◆ Data supplied ◆
------

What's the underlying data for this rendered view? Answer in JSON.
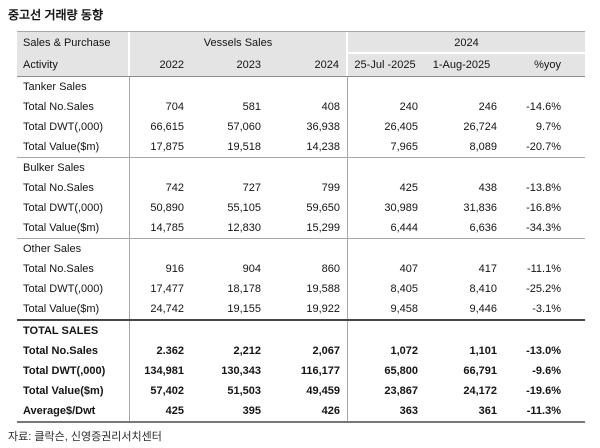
{
  "title": "중고선 거래량 동향",
  "source": "자료: 클락슨, 신영증권리서치센터",
  "colors": {
    "header_bg": "#e4e4e4",
    "grid_line": "#a8a8a8",
    "total_separator": "#464646"
  },
  "table": {
    "header": {
      "col1_line1": "Sales & Purchase",
      "col1_line2": "Activity",
      "group1": "Vessels Sales",
      "group2": "2024",
      "subcols": [
        "2022",
        "2023",
        "2024",
        "25-Jul -2025",
        "1-Aug-2025",
        "%yoy"
      ]
    },
    "sections": [
      {
        "name": "Tanker Sales",
        "bold": false,
        "rows": [
          {
            "label": "Total No.Sales",
            "values": [
              "704",
              "581",
              "408",
              "240",
              "246",
              "-14.6%"
            ]
          },
          {
            "label": "Total DWT(,000)",
            "values": [
              "66,615",
              "57,060",
              "36,938",
              "26,405",
              "26,724",
              "9.7%"
            ]
          },
          {
            "label": "Total Value($m)",
            "values": [
              "17,875",
              "19,518",
              "14,238",
              "7,965",
              "8,089",
              "-20.7%"
            ]
          }
        ]
      },
      {
        "name": "Bulker Sales",
        "bold": false,
        "rows": [
          {
            "label": "Total No.Sales",
            "values": [
              "742",
              "727",
              "799",
              "425",
              "438",
              "-13.8%"
            ]
          },
          {
            "label": "Total DWT(,000)",
            "values": [
              "50,890",
              "55,105",
              "59,650",
              "30,989",
              "31,836",
              "-16.8%"
            ]
          },
          {
            "label": "Total Value($m)",
            "values": [
              "14,785",
              "12,830",
              "15,299",
              "6,444",
              "6,636",
              "-34.3%"
            ]
          }
        ]
      },
      {
        "name": "Other Sales",
        "bold": false,
        "rows": [
          {
            "label": "Total No.Sales",
            "values": [
              "916",
              "904",
              "860",
              "407",
              "417",
              "-11.1%"
            ]
          },
          {
            "label": "Total DWT(,000)",
            "values": [
              "17,477",
              "18,178",
              "19,588",
              "8,405",
              "8,410",
              "-25.2%"
            ]
          },
          {
            "label": "Total Value($m)",
            "values": [
              "24,742",
              "19,155",
              "19,922",
              "9,458",
              "9,446",
              "-3.1%"
            ]
          }
        ]
      },
      {
        "name": "TOTAL SALES",
        "bold": true,
        "rows": [
          {
            "label": "Total No.Sales",
            "values": [
              "2.362",
              "2,212",
              "2,067",
              "1,072",
              "1,101",
              "-13.0%"
            ]
          },
          {
            "label": "Total DWT(,000)",
            "values": [
              "134,981",
              "130,343",
              "116,177",
              "65,800",
              "66,791",
              "-9.6%"
            ]
          },
          {
            "label": "Total Value($m)",
            "values": [
              "57,402",
              "51,503",
              "49,459",
              "23,867",
              "24,172",
              "-19.6%"
            ]
          },
          {
            "label": "Average$/Dwt",
            "values": [
              "425",
              "395",
              "426",
              "363",
              "361",
              "-11.3%"
            ]
          }
        ]
      }
    ]
  }
}
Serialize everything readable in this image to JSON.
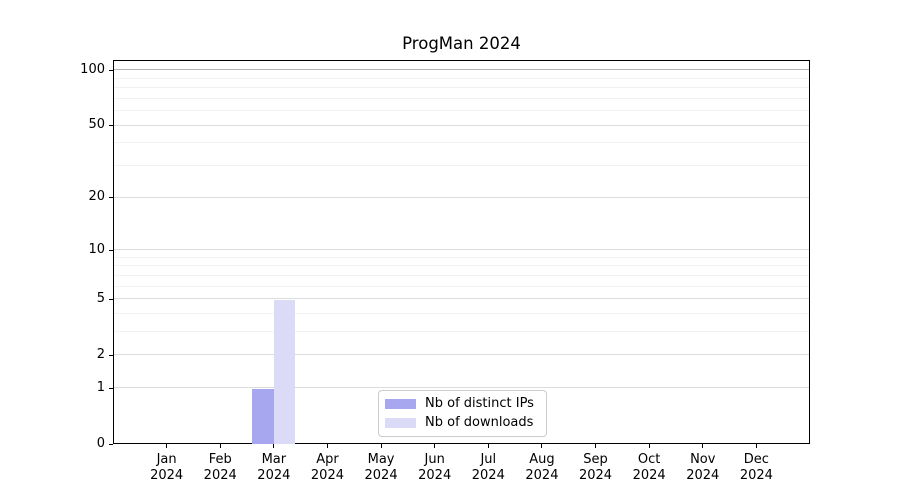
{
  "chart_data": {
    "type": "bar",
    "title": "ProgMan 2024",
    "categories": [
      "Jan",
      "Feb",
      "Mar",
      "Apr",
      "May",
      "Jun",
      "Jul",
      "Aug",
      "Sep",
      "Oct",
      "Nov",
      "Dec"
    ],
    "category_year": "2024",
    "series": [
      {
        "name": "Nb of distinct IPs",
        "color": "#a7a7f0",
        "values": [
          0,
          0,
          1,
          0,
          0,
          0,
          0,
          0,
          0,
          0,
          0,
          0
        ]
      },
      {
        "name": "Nb of downloads",
        "color": "#dbdbf8",
        "values": [
          0,
          0,
          5,
          0,
          0,
          0,
          0,
          0,
          0,
          0,
          0,
          0
        ]
      }
    ],
    "xlabel": "",
    "ylabel": "",
    "yscale": "log1p",
    "ylim": [
      0,
      113
    ],
    "yticks": [
      0,
      1,
      2,
      5,
      10,
      20,
      50,
      100
    ],
    "yticks_minor": [
      3,
      4,
      6,
      7,
      8,
      9,
      30,
      40,
      60,
      70,
      80,
      90
    ],
    "grid": "on",
    "legend_position": "lower center (inside plot)",
    "colors": {
      "grid_major": "#dcdcdc",
      "grid_minor": "#f2f2f2",
      "grid_emphasis": "#b3b3b3",
      "axis": "#000000",
      "background": "#ffffff",
      "legend_border": "#cccccc"
    }
  }
}
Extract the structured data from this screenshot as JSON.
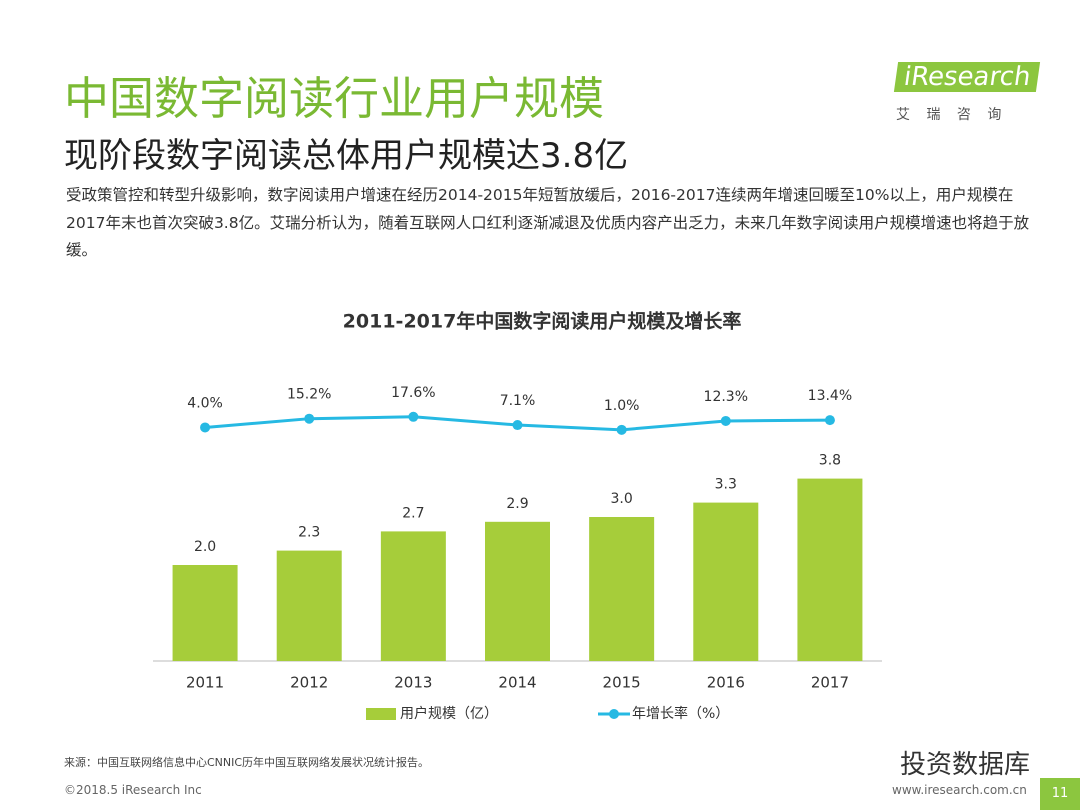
{
  "header": {
    "title": "中国数字阅读行业用户规模",
    "subtitle": "现阶段数字阅读总体用户规模达3.8亿",
    "description": "受政策管控和转型升级影响，数字阅读用户增速在经历2014-2015年短暂放缓后，2016-2017连续两年增速回暖至10%以上，用户规模在2017年末也首次突破3.8亿。艾瑞分析认为，随着互联网人口红利逐渐减退及优质内容产出乏力，未来几年数字阅读用户规模增速也将趋于放缓。"
  },
  "logo": {
    "name": "iResearch",
    "subtitle": "艾 瑞 咨 询"
  },
  "chart_data": {
    "type": "bar",
    "title": "2011-2017年中国数字阅读用户规模及增长率",
    "categories": [
      "2011",
      "2012",
      "2013",
      "2014",
      "2015",
      "2016",
      "2017"
    ],
    "series": [
      {
        "name": "用户规模（亿）",
        "type": "bar",
        "color": "#a6cd3a",
        "values": [
          2.0,
          2.3,
          2.7,
          2.9,
          3.0,
          3.3,
          3.8
        ],
        "value_labels": [
          "2.0",
          "2.3",
          "2.7",
          "2.9",
          "3.0",
          "3.3",
          "3.8"
        ]
      },
      {
        "name": "年增长率（%）",
        "type": "line",
        "axis": "y2",
        "color": "#26b9e3",
        "values": [
          4.0,
          15.2,
          17.6,
          7.1,
          1.0,
          12.3,
          13.4
        ],
        "value_labels": [
          "4.0%",
          "15.2%",
          "17.6%",
          "7.1%",
          "1.0%",
          "12.3%",
          "13.4%"
        ]
      }
    ],
    "ylim": [
      0,
      8
    ],
    "y2lim": [
      -294,
      196
    ],
    "legend": "bottom"
  },
  "footer": {
    "source": "来源：中国互联网络信息中心CNNIC历年中国互联网络发展状况统计报告。",
    "copyright": "©2018.5 iResearch Inc",
    "website": "www.iresearch.com.cn",
    "page": "11",
    "watermark": "投资数据库"
  }
}
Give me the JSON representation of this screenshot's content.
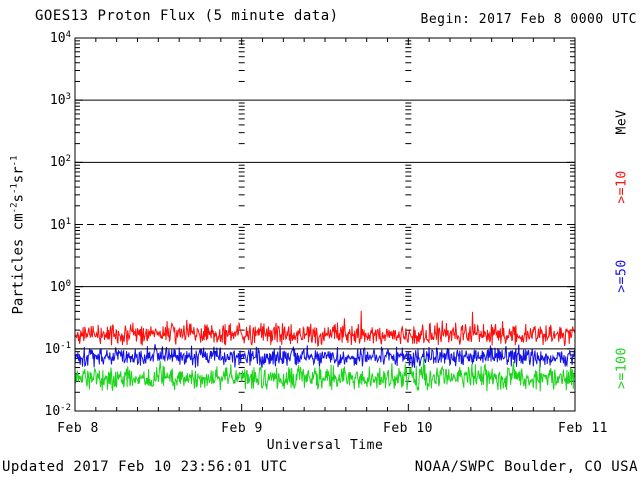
{
  "header": {
    "title": "GOES13 Proton Flux (5 minute data)",
    "begin_label": "Begin: 2017 Feb 8 0000 UTC"
  },
  "footer": {
    "updated": "Updated 2017 Feb 10 23:56:01 UTC",
    "source": "NOAA/SWPC Boulder, CO USA"
  },
  "chart_data": {
    "type": "line",
    "title": "GOES13 Proton Flux (5 minute data)",
    "subtitle": "Begin: 2017 Feb 8 0000 UTC",
    "xlabel": "Universal Time",
    "ylabel": "Particles cm-2 s-1 sr-1",
    "ylabel_parts": [
      "Particles cm",
      "-2",
      "s",
      "-1",
      "sr",
      "-1"
    ],
    "x_ticks": [
      "Feb 8",
      "Feb 9",
      "Feb 10",
      "Feb 11"
    ],
    "x_range_days": 3,
    "x_minor_tick_hours": 3,
    "ylim": [
      0.01,
      10000
    ],
    "ylim_exp": [
      -2,
      4
    ],
    "y_ticks": [
      {
        "base": "10",
        "exp": "4"
      },
      {
        "base": "10",
        "exp": "3"
      },
      {
        "base": "10",
        "exp": "2"
      },
      {
        "base": "10",
        "exp": "1"
      },
      {
        "base": "10",
        "exp": "0"
      },
      {
        "base": "10",
        "exp": "-1"
      },
      {
        "base": "10",
        "exp": "-2"
      }
    ],
    "gridlines": {
      "solid_exp": [
        3,
        2,
        0,
        -1
      ],
      "dashed_exp": [
        1
      ]
    },
    "legend": {
      "position": "right-outside",
      "unit_label": "MeV",
      "entries": [
        {
          "label": ">=10",
          "color": "#fb0e0c"
        },
        {
          "label": ">=50",
          "color": "#1412e6"
        },
        {
          "label": ">=100",
          "color": "#1dd41d"
        }
      ]
    },
    "axis_color": "#000000",
    "series": [
      {
        "name": ">=10 MeV",
        "color": "#fb0e0c",
        "typical_flux": 0.17,
        "observed_min": 0.09,
        "observed_max": 0.45,
        "base_log10": -0.77,
        "noise_decades": 0.2,
        "spike_prob": 0.05,
        "spike_decades": 0.25,
        "log_clamp": [
          -1.05,
          -0.35
        ],
        "points_per_day": 288,
        "seed": 42
      },
      {
        "name": ">=50 MeV",
        "color": "#1412e6",
        "typical_flux": 0.075,
        "observed_min": 0.035,
        "observed_max": 0.15,
        "base_log10": -1.125,
        "noise_decades": 0.19,
        "spike_prob": 0.03,
        "spike_decades": 0.2,
        "log_clamp": [
          -1.45,
          -0.85
        ],
        "points_per_day": 288,
        "seed": 1337
      },
      {
        "name": ">=100 MeV",
        "color": "#1dd41d",
        "typical_flux": 0.033,
        "observed_min": 0.015,
        "observed_max": 0.11,
        "base_log10": -1.47,
        "noise_decades": 0.23,
        "spike_prob": 0.04,
        "spike_decades": 0.3,
        "log_clamp": [
          -1.83,
          -0.98
        ],
        "points_per_day": 288,
        "seed": 2017
      }
    ]
  }
}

------

◆ Exercise ◆
Find the lines above that contain the word "source" and collect them.

◆ Completed task ◆
  "source": "자료: 클락슨, 신영증권리서치센터",
    "source": "来源：中国互联网络信息中心CNNIC历年中国互联网络发展状况统计报告。",
    "source": "NOAA/SWPC Boulder, CO USA"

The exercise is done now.